== Task description ==
Identify each line containing the word "Estado" and copy it.

Given data start

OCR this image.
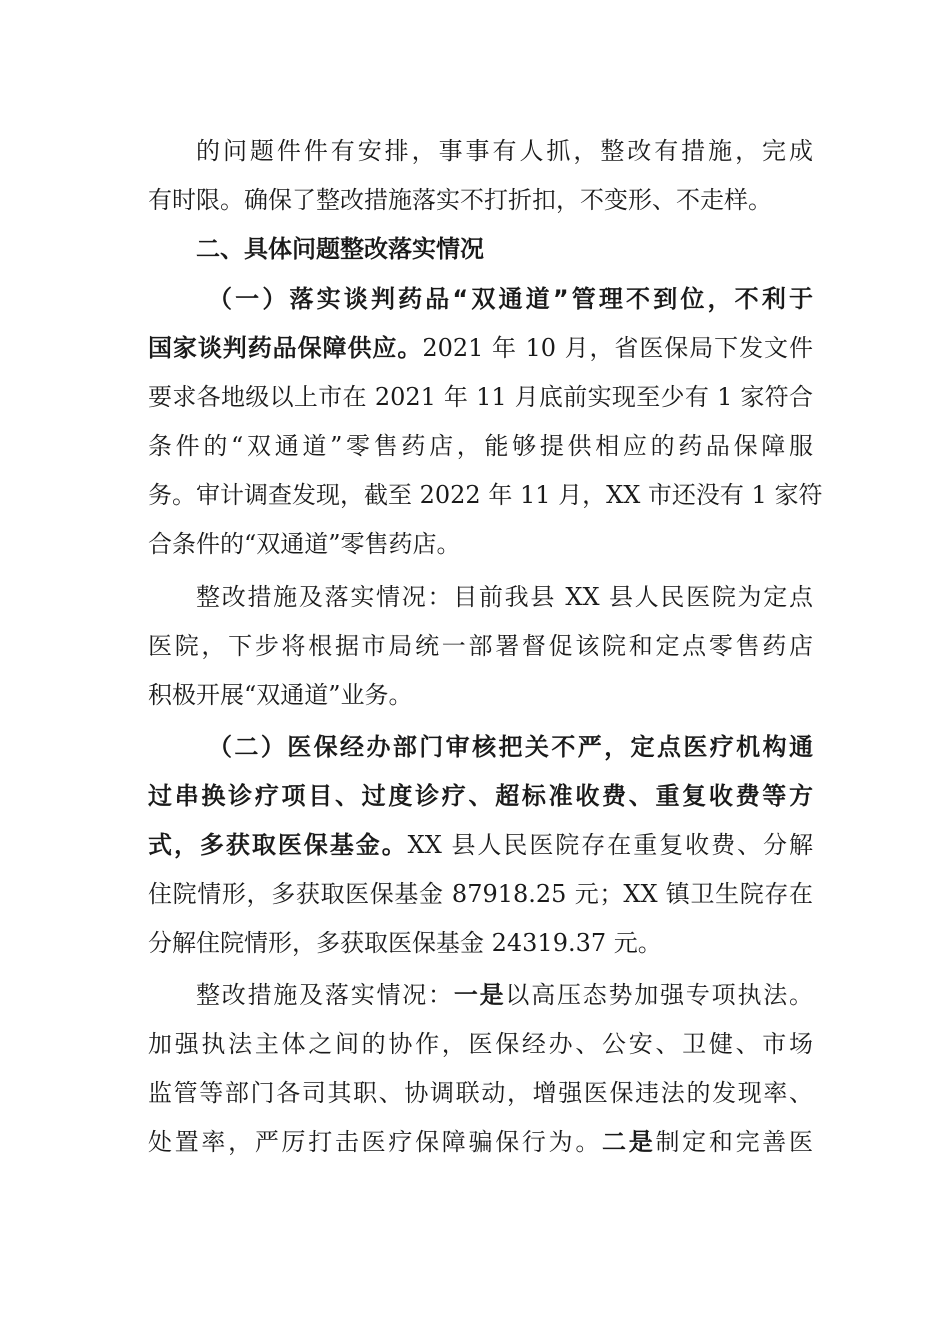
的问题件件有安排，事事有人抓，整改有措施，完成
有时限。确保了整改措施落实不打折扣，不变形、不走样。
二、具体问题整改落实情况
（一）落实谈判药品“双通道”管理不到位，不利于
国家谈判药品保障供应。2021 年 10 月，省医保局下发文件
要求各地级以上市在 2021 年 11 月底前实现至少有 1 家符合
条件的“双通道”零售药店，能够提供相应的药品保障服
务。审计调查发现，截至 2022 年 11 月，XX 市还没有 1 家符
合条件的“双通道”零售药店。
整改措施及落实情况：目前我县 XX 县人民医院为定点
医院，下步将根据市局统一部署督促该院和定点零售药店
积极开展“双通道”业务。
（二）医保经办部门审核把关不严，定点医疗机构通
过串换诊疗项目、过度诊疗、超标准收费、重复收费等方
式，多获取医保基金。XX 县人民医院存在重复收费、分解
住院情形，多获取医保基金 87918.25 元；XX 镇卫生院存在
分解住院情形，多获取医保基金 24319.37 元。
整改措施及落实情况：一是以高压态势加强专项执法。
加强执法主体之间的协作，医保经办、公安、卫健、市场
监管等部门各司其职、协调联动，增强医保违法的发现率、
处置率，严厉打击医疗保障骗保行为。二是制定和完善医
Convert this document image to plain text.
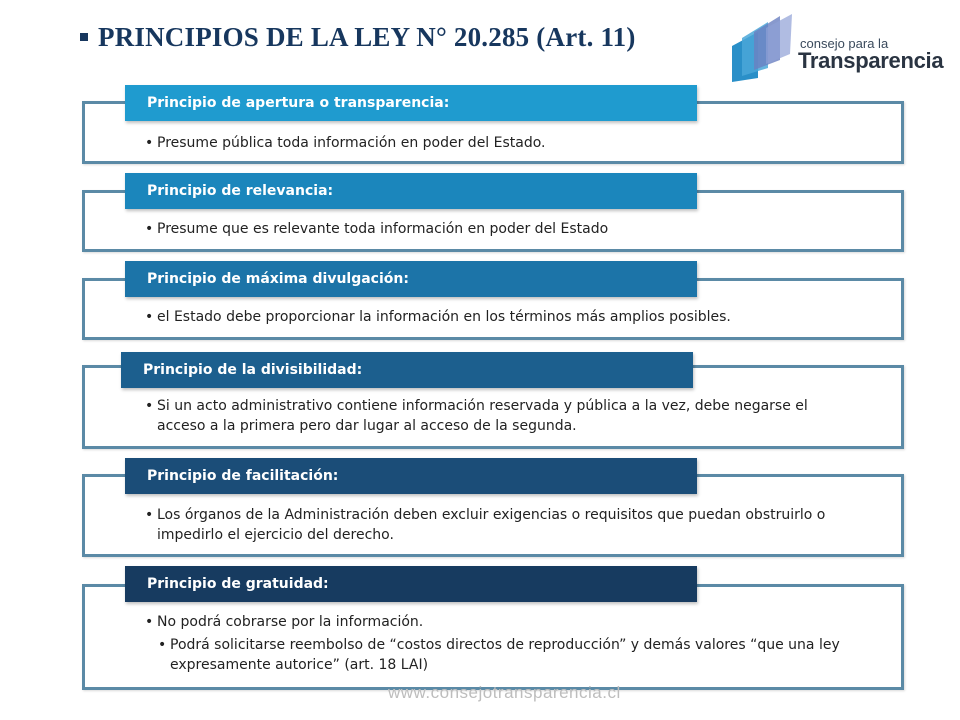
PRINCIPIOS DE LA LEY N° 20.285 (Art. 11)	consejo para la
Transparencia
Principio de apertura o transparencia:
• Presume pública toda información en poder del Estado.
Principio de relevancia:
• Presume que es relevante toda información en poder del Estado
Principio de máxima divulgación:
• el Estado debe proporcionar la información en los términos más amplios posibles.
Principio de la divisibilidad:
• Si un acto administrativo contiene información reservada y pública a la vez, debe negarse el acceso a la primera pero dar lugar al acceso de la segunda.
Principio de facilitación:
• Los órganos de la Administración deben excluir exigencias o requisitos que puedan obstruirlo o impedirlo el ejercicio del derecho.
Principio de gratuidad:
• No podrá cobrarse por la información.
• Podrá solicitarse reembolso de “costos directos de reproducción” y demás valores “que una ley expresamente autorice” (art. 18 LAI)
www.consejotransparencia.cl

Given data end

== Result of the exercise ==
• Presume pública toda información en poder del Estado.
• Presume que es relevante toda información en poder del Estado
• el Estado debe proporcionar la información en los términos más amplios posibles.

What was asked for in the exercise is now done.